§ What is needed
From the entries below, gather every line containing the string "title".

[Data items]
**********
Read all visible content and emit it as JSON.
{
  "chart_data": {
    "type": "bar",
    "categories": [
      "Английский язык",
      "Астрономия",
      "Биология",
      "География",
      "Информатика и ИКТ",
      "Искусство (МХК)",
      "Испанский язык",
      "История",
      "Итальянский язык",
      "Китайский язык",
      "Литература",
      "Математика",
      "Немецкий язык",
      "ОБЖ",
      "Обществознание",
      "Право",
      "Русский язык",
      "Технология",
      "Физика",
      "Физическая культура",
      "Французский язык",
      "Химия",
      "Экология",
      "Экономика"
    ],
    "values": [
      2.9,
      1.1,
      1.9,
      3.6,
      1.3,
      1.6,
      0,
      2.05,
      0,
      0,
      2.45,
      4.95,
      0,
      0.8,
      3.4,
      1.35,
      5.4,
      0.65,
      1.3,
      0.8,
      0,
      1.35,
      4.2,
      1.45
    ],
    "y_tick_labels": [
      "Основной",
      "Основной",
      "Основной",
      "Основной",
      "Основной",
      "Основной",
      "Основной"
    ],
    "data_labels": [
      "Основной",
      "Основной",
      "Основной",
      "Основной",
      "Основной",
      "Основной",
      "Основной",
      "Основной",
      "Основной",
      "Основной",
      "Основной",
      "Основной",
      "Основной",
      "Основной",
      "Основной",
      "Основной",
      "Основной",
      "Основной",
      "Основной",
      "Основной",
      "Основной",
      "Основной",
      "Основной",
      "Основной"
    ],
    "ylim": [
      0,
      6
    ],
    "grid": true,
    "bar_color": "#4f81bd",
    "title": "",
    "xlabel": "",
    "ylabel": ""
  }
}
**********
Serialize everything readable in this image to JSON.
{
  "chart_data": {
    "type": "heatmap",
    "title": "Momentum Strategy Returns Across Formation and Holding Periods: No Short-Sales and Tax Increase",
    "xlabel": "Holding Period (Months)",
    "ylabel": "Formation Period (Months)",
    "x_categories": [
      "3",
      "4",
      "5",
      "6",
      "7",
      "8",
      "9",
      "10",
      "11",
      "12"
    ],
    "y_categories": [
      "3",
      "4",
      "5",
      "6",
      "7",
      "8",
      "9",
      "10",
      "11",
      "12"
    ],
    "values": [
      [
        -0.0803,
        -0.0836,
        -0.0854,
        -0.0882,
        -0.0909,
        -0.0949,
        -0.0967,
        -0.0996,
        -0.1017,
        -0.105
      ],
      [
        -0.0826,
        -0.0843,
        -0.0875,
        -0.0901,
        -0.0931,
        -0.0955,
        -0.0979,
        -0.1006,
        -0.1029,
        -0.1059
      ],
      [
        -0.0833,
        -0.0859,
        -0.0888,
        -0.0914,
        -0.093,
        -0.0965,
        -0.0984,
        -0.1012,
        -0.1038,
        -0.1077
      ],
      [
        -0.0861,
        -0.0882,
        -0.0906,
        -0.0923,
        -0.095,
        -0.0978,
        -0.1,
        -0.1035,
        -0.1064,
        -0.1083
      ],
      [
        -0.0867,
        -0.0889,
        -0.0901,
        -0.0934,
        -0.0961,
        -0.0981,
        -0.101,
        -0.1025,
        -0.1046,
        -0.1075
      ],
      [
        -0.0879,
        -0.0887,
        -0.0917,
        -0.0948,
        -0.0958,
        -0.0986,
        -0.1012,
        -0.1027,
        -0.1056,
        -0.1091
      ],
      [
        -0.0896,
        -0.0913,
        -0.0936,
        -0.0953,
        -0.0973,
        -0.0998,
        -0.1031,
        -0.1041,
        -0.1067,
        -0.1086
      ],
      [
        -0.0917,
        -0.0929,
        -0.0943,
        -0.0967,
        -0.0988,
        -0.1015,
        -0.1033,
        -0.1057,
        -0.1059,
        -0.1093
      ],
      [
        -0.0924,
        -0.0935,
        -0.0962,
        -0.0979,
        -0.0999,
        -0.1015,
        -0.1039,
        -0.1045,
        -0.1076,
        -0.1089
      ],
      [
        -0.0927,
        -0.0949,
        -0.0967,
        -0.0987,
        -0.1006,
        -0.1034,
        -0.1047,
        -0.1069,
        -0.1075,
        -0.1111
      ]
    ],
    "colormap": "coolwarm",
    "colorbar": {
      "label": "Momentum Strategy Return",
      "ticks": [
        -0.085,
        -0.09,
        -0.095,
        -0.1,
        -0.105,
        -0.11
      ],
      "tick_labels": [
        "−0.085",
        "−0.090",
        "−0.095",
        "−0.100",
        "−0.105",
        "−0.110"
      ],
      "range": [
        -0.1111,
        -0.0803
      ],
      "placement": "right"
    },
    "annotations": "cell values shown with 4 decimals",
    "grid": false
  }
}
**********
§ Written response
    "title": "",
    "title": "Momentum Strategy Returns Across Formation and Holding Periods: No Short-Sales and Tax Increase",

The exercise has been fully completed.